WHAT YOU SHOULD DO: Each line below is to be written out in full, exactly as shown.

[Collected data entries]

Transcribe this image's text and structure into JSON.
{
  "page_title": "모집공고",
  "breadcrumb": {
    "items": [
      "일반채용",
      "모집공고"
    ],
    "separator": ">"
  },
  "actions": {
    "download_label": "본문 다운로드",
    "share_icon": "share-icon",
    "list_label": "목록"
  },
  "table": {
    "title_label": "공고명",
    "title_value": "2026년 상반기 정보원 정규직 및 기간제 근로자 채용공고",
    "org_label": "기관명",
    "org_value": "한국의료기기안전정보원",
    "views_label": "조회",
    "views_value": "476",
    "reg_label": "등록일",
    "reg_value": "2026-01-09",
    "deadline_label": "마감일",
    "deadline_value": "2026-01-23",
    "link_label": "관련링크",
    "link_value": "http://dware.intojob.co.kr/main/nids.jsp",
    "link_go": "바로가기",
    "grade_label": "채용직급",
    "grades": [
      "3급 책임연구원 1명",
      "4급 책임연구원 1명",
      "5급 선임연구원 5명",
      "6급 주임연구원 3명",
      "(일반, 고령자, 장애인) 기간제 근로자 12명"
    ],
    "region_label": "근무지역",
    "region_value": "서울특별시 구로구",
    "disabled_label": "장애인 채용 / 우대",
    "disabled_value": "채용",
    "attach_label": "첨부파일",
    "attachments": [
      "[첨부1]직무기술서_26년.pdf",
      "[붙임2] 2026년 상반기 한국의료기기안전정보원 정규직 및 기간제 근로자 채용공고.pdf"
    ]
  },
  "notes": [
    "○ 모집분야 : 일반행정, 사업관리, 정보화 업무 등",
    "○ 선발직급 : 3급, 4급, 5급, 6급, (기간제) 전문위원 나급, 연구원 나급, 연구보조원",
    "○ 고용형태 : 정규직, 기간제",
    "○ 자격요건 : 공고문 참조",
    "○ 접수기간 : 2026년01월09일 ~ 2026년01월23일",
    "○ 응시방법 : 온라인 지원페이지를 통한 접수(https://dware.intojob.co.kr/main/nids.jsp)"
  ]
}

RESULT OF THE EXERCISE:
Transcribe this image's text and structure into JSON.
{
  "page_title": "모집공고",
  "breadcrumb": {
    "items": [
      "일반채용",
      "모집공고"
    ],
    "separator": ">"
  },
  "actions": {
    "download_label": "본문 다운로드",
    "share_icon": "share-icon",
    "list_label": "목록"
  },
  "table": {
    "title_label": "공고명",
    "title_value": "2026년 상반기 정보원 정규직 및 기간제 근로자 채용공고",
    "org_label": "기관명",
    "org_value": "한국의료기기안전정보원",
    "views_label": "조회",
    "views_value": "476",
    "reg_label": "등록일",
    "reg_value": "2026-01-09",
    "deadline_label": "마감일",
    "deadline_value": "2026-01-23",
    "link_label": "관련링크",
    "link_value": "http://dware.intojob.co.kr/main/nids.jsp",
    "link_go": "바로가기",
    "grade_label": "채용직급",
    "grades": [
      "3급 책임연구원 1명",
      "4급 책임연구원 1명",
      "5급 선임연구원 5명",
      "6급 주임연구원 3명",
      "(일반, 고령자, 장애인) 기간제 근로자 12명"
    ],
    "region_label": "근무지역",
    "region_value": "서울특별시 구로구",
    "disabled_label": "장애인 채용 / 우대",
    "disabled_value": "채용",
    "attach_label": "첨부파일",
    "attachments": [
      "[첨부1]직무기술서_26년.pdf",
      "[붙임2] 2026년 상반기 한국의료기기안전정보원 정규직 및 기간제 근로자 채용공고.pdf"
    ]
  },
  "notes": [
    "○ 모집분야 : 일반행정, 사업관리, 정보화 업무 등",
    "○ 선발직급 : 3급, 4급, 5급, 6급, (기간제) 전문위원 나급, 연구원 나급, 연구보조원",
    "○ 고용형태 : 정규직, 기간제",
    "○ 자격요건 : 공고문 참조",
    "○ 접수기간 : 2026년01월09일 ~ 2026년01월23일",
    "○ 응시방법 : 온라인 지원페이지를 통한 접수(https://dware.intojob.co.kr/main/nids.jsp)"
  ]
}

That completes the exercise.